## [Task]
Pull out each line of the data that includes the word "फरवर".

** begin **

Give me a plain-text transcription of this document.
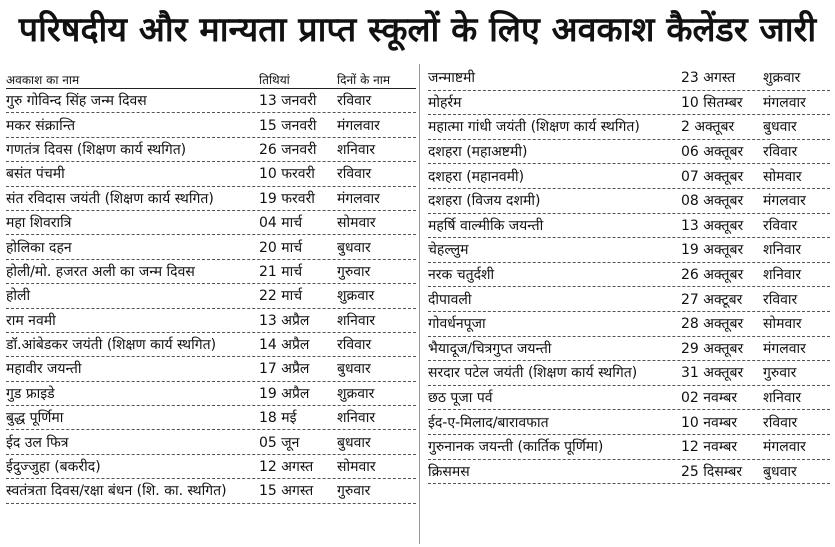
परिषदीय और मान्यता प्राप्त स्कूलों के लिए अवकाश कैलेंडर जारी
अवकाश का नाम	तिथियां	दिनों के नाम
गुरु गोविन्द सिंह जन्म दिवस	13 जनवरी	रविवार
मकर संक्रान्ति	15 जनवरी	मंगलवार
गणतंत्र दिवस (शिक्षण कार्य स्थगित)	26 जनवरी	शनिवार
बसंत पंचमी	10 फरवरी	रविवार
संत रविदास जयंती (शिक्षण कार्य स्थगित)	19 फरवरी	मंगलवार
महा शिवरात्रि	04 मार्च	सोमवार
होलिका दहन	20 मार्च	बुधवार
होली/मो. हजरत अली का जन्म दिवस	21 मार्च	गुरुवार
होली	22 मार्च	शुक्रवार
राम नवमी	13 अप्रैल	शनिवार
डॉ.आंबेडकर जयंती (शिक्षण कार्य स्थगित)	14 अप्रैल	रविवार
महावीर जयन्ती	17 अप्रैल	बुधवार
गुड फ्राइडे	19 अप्रैल	शुक्रवार
बुद्ध पूर्णिमा	18 मई	शनिवार
ईद उल फित्र	05 जून	बुधवार
ईदुज्जुहा (बकरीद)	12 अगस्त	सोमवार
स्वतंत्रता दिवस/रक्षा बंधन (शि. का. स्थगित)	15 अगस्त	गुरुवार
जन्माष्टमी	23 अगस्त	शुक्रवार
मोहर्रम	10 सितम्बर	मंगलवार
महात्मा गांधी जयंती (शिक्षण कार्य स्थगित)	2 अक्तूबर	बुधवार
दशहरा (महाअष्टमी)	06 अक्तूबर	रविवार
दशहरा (महानवमी)	07 अक्तूबर	सोमवार
दशहरा (विजय दशमी)	08 अक्तूबर	मंगलवार
महर्षि वाल्मीकि जयन्ती	13 अक्तूबर	रविवार
चेहल्लुम	19 अक्तूबर	शनिवार
नरक चतुर्दशी	26 अक्तूबर	शनिवार
दीपावली	27 अक्टूबर	रविवार
गोवर्धनपूजा	28 अक्तूबर	सोमवार
भैयादूज/चित्रगुप्त जयन्ती	29 अक्तूबर	मंगलवार
सरदार पटेल जयंती (शिक्षण कार्य स्थगित)	31 अक्तूबर	गुरुवार
छठ पूजा पर्व	02 नवम्बर	शनिवार
ईद-ए-मिलाद/बारावफात	10 नवम्बर	रविवार
गुरुनानक जयन्ती (कार्तिक पूर्णिमा)	12 नवम्बर	मंगलवार
क्रिसमस	25 दिसम्बर	बुधवार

** end **

## [Problem solution]
बसंत पंचमी	10 फरवरी	रविवार
संत रविदास जयंती (शिक्षण कार्य स्थगित)	19 फरवरी	मंगलवार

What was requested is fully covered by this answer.